(Source records)
---*---
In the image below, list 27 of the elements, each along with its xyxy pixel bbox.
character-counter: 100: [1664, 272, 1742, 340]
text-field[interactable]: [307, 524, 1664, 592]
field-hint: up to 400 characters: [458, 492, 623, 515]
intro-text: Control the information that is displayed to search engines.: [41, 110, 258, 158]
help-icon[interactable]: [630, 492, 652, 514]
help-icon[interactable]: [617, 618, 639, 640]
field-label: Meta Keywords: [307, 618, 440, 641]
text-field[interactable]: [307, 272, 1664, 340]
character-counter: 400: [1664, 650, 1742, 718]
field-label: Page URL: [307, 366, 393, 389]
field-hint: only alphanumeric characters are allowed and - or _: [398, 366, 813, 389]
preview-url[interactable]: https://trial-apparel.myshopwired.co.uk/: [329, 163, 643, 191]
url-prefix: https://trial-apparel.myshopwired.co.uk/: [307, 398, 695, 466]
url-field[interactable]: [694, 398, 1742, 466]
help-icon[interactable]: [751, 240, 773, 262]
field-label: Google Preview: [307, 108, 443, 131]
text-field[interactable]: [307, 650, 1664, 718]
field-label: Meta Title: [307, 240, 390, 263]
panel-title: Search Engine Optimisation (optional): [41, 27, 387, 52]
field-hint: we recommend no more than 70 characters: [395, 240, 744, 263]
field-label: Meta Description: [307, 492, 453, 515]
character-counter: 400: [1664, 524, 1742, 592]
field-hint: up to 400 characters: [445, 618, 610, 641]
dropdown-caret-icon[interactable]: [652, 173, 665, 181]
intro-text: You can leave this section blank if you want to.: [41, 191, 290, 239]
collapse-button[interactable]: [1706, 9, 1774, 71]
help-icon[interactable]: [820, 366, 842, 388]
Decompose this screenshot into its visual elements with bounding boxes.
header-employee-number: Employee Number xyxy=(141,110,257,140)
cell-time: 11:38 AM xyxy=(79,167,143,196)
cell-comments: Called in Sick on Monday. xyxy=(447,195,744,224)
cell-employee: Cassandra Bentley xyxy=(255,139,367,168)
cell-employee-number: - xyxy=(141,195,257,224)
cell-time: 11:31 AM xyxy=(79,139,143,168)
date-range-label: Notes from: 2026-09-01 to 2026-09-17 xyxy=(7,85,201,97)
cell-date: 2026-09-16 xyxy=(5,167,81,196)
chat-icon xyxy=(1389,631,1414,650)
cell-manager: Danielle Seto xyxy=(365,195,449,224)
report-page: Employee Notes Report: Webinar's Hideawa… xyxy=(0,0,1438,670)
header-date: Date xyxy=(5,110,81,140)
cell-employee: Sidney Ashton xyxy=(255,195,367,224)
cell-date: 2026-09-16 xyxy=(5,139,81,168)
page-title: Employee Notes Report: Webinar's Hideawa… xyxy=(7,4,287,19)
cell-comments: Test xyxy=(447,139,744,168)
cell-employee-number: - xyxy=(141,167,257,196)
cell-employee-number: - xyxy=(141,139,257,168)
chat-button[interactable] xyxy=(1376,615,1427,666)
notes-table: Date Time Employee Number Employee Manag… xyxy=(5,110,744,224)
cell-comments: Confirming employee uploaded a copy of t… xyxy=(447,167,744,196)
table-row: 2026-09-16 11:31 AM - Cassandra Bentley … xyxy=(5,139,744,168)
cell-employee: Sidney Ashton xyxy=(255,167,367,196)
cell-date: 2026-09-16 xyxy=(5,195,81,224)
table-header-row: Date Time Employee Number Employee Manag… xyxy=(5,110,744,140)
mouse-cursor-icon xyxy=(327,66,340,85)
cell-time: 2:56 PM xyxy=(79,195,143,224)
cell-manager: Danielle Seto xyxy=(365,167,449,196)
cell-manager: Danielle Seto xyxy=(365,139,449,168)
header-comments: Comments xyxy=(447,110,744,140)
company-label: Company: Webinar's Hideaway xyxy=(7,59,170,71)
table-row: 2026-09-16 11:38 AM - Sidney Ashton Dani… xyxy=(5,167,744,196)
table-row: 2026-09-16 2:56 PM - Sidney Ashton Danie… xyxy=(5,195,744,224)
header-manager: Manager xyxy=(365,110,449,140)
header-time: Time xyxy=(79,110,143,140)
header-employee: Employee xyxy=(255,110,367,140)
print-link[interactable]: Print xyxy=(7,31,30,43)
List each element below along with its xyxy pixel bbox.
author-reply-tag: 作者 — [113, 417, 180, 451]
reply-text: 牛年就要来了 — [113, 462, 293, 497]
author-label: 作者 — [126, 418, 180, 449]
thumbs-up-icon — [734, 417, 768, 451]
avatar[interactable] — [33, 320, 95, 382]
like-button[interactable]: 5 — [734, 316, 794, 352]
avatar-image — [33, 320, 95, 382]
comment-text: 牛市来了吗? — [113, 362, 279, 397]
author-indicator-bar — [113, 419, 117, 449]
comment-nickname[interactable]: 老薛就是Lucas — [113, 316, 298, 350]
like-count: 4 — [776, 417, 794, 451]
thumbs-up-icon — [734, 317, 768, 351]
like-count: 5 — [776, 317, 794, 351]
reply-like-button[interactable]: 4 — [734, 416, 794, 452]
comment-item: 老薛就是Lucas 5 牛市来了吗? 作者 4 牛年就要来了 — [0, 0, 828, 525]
---*---
WORK TO DO: Pick out every line above that contains the word "along" and copy each one in full.

SOLUTION:
In the image below, list 27 of the elements, each along with its xyxy pixel bbox.
List each element below along with its xyxy pixel bbox.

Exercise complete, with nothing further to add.